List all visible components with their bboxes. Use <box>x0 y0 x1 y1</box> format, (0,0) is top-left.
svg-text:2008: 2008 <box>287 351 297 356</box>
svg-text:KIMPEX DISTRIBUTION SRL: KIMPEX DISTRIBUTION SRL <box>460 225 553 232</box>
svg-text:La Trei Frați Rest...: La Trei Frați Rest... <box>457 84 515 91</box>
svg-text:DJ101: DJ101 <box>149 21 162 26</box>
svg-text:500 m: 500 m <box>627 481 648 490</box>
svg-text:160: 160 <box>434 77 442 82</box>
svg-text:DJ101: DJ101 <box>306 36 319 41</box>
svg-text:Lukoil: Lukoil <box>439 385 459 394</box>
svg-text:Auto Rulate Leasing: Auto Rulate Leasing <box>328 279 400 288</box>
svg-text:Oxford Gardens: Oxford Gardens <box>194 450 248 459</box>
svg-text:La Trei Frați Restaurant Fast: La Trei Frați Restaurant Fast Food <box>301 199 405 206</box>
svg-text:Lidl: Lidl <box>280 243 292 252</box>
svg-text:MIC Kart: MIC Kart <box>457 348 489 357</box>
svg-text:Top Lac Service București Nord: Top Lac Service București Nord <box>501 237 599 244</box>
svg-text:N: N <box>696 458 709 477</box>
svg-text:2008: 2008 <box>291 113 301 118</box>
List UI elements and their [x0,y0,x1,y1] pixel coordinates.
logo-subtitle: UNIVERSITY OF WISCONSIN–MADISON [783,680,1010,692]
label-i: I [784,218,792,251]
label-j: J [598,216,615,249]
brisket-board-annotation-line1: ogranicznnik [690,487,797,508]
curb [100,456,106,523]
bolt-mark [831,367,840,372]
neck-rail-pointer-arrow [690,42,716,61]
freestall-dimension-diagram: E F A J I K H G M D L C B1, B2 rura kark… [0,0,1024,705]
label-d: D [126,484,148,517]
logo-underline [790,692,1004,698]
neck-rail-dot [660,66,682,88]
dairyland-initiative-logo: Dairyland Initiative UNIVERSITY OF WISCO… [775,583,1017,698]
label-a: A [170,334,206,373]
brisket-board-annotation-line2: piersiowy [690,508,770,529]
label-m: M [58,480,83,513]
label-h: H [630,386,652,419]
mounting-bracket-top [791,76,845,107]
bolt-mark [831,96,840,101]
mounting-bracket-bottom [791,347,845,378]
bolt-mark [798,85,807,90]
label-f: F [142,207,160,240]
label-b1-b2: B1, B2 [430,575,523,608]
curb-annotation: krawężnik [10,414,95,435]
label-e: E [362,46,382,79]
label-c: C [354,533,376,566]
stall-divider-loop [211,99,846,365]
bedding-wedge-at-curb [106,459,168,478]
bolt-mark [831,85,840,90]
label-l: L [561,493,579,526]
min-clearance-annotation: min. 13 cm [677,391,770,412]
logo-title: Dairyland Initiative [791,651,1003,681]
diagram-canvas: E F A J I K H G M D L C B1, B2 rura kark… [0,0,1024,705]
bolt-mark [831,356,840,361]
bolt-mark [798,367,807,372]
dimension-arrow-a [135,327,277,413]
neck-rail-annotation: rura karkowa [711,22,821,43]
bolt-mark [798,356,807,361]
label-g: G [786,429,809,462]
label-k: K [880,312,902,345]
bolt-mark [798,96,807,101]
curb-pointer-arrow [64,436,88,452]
•••
Output every non-blank line of the items above as a JSON list of strings, with one string per line.

RESULT OF THE TASK
[
  "List all visible components with their bboxes. Use <box>x0 y0 x1 y1</box> format, (0,0) is top-left.",
  "svg-text:2008: 2008 <box>287 351 297 356</box>",
  "svg-text:KIMPEX DISTRIBUTION SRL: KIMPEX DISTRIBUTION SRL <box>460 225 553 232</box>",
  "svg-text:La Trei Frați Rest...: La Trei Frați Rest... <box>457 84 515 91</box>",
  "svg-text:DJ101: DJ101 <box>149 21 162 26</box>",
  "svg-text:500 m: 500 m <box>627 481 648 490</box>",
  "svg-text:160: 160 <box>434 77 442 82</box>",
  "svg-text:DJ101: DJ101 <box>306 36 319 41</box>",
  "svg-text:Lukoil: Lukoil <box>439 385 459 394</box>",
  "svg-text:Auto Rulate Leasing: Auto Rulate Leasing <box>328 279 400 288</box>",
  "svg-text:Oxford Gardens: Oxford Gardens <box>194 450 248 459</box>",
  "svg-text:La Trei Frați Restaurant Fast: La Trei Frați Restaurant Fast Food <box>301 199 405 206</box>",
  "svg-text:Lidl: Lidl <box>280 243 292 252</box>",
  "svg-text:MIC Kart: MIC Kart <box>457 348 489 357</box>",
  "svg-text:Top Lac Service București Nord: Top Lac Service București Nord <box>501 237 599 244</box>",
  "svg-text:N: N <box>696 458 709 477</box>",
  "svg-text:2008: 2008 <box>291 113 301 118</box>",
  "List UI elements and their [x0,y0,x1,y1] pixel coordinates.",
  "logo-subtitle: UNIVERSITY OF WISCONSIN–MADISON [783,680,1010,692]",
  "label-i: I [784,218,792,251]",
  "label-j: J [598,216,615,249]",
  "brisket-board-annotation-line1: ogranicznnik [690,487,797,508]",
  "curb [100,456,106,523]",
  "bolt-mark [831,367,840,372]",
  "neck-rail-pointer-arrow [690,42,716,61]",
  "freestall-dimension-diagram: E F A J I K H G M D L C B1, B2 rura kark… [0,0,1024,705]",
  "label-d: D [126,484,148,517]",
  "logo-underline [790,692,1004,698]",
  "neck-rail-dot [660,66,682,88]",
  "dairyland-initiative-logo: Dairyland Initiative UNIVERSITY OF WISCO… [775,583,1017,698]",
  "label-a: A [170,334,206,373]",
  "brisket-board-annotation-line2: piersiowy [690,508,770,529]",
  "label-m: M [58,480,83,513]",
  "label-h: H [630,386,652,419]",
  "mounting-bracket-top [791,76,845,107]",
  "bolt-mark [831,96,840,101]",
  "mounting-bracket-bottom [791,347,845,378]",
  "bolt-mark [798,85,807,90]",
  "label-f: F [142,207,160,240]",
  "label-b1-b2: B1, B2 [430,575,523,608]",
  "curb-annotation: krawężnik [10,414,95,435]",
  "label-e: E [362,46,382,79]",
  "label-c: C [354,533,376,566]",
  "stall-divider-loop [211,99,846,365]",
  "bedding-wedge-at-curb [106,459,168,478]",
  "bolt-mark [831,85,840,90]",
  "label-l: L [561,493,579,526]",
  "min-clearance-annotation: min. 13 cm [677,391,770,412]",
  "logo-title: Dairyland Initiative [791,651,1003,681]",
  "diagram-canvas: E F A J I K H G M D L C B1, B2 rura kark… [0,0,1024,705]",
  "bolt-mark [831,356,840,361]",
  "bolt-mark [798,367,807,372]",
  "dimension-arrow-a [135,327,277,413]",
  "neck-rail-annotation: rura karkowa [711,22,821,43]",
  "bolt-mark [798,356,807,361]",
  "label-g: G [786,429,809,462]",
  "label-k: K [880,312,902,345]",
  "bolt-mark [798,96,807,101]",
  "curb-pointer-arrow [64,436,88,452]"
]